Task objective -> Find every line in the records below that holds the word "Unit" and copy it.

Provided material ->
⁂

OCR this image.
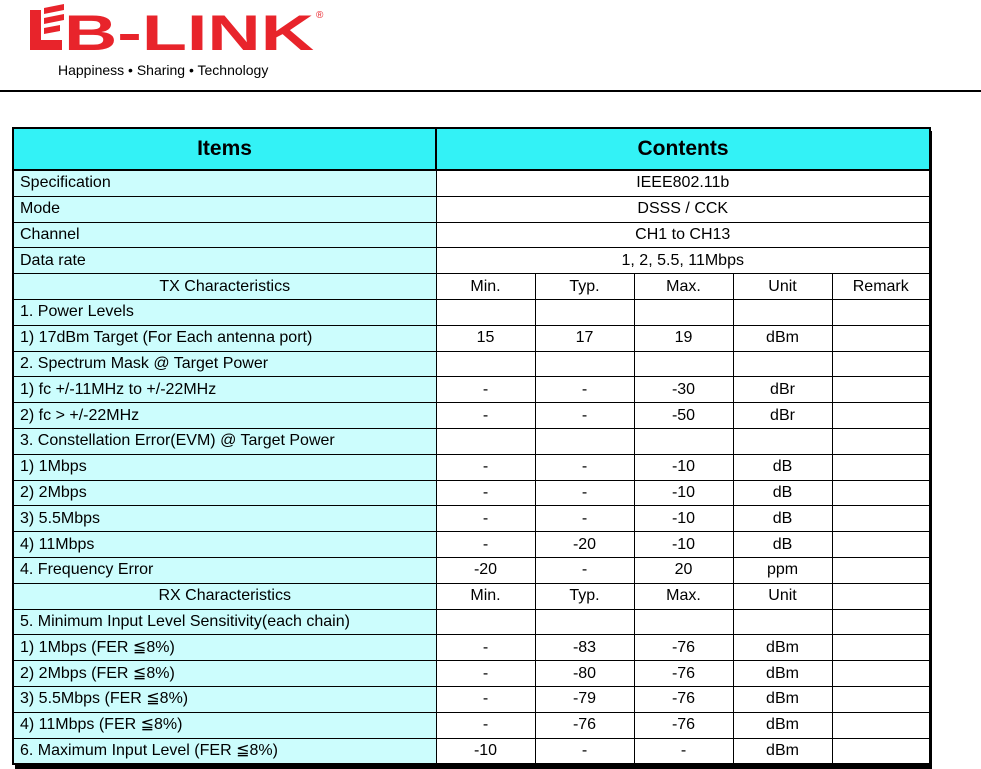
B-LINK ®
Happiness • Sharing • Technology
Items	Contents				
Specification	IEEE802.11b				
Mode	DSSS / CCK				
Channel	CH1 to CH13				
Data rate	1, 2, 5.5, 11Mbps				
TX Characteristics	Min.	Typ.	Max.	Unit	Remark
1. Power Levels					
1) 17dBm Target (For Each antenna port)	15	17	19	dBm	
2. Spectrum Mask @ Target Power					
1) fc +/-11MHz to +/-22MHz	-	-	-30	dBr	
2) fc > +/-22MHz	-	-	-50	dBr	
3. Constellation Error(EVM) @ Target Power					
1) 1Mbps	-	-	-10	dB	
2) 2Mbps	-	-	-10	dB	
3) 5.5Mbps	-	-	-10	dB	
4) 11Mbps	-	-20	-10	dB	
4. Frequency Error	-20	-	20	ppm	
RX Characteristics	Min.	Typ.	Max.	Unit	
5. Minimum Input Level Sensitivity(each chain)					
1) 1Mbps (FER ≦8%)	-	-83	-76	dBm	
2) 2Mbps (FER ≦8%)	-	-80	-76	dBm	
3) 5.5Mbps (FER ≦8%)	-	-79	-76	dBm	
4) 11Mbps (FER ≦8%)	-	-76	-76	dBm	
6. Maximum Input Level (FER ≦8%)	-10	-	-	dBm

⁂

Completed exercise ->
TX Characteristics	Min.	Typ.	Max.	Unit	Remark
RX Characteristics	Min.	Typ.	Max.	Unit	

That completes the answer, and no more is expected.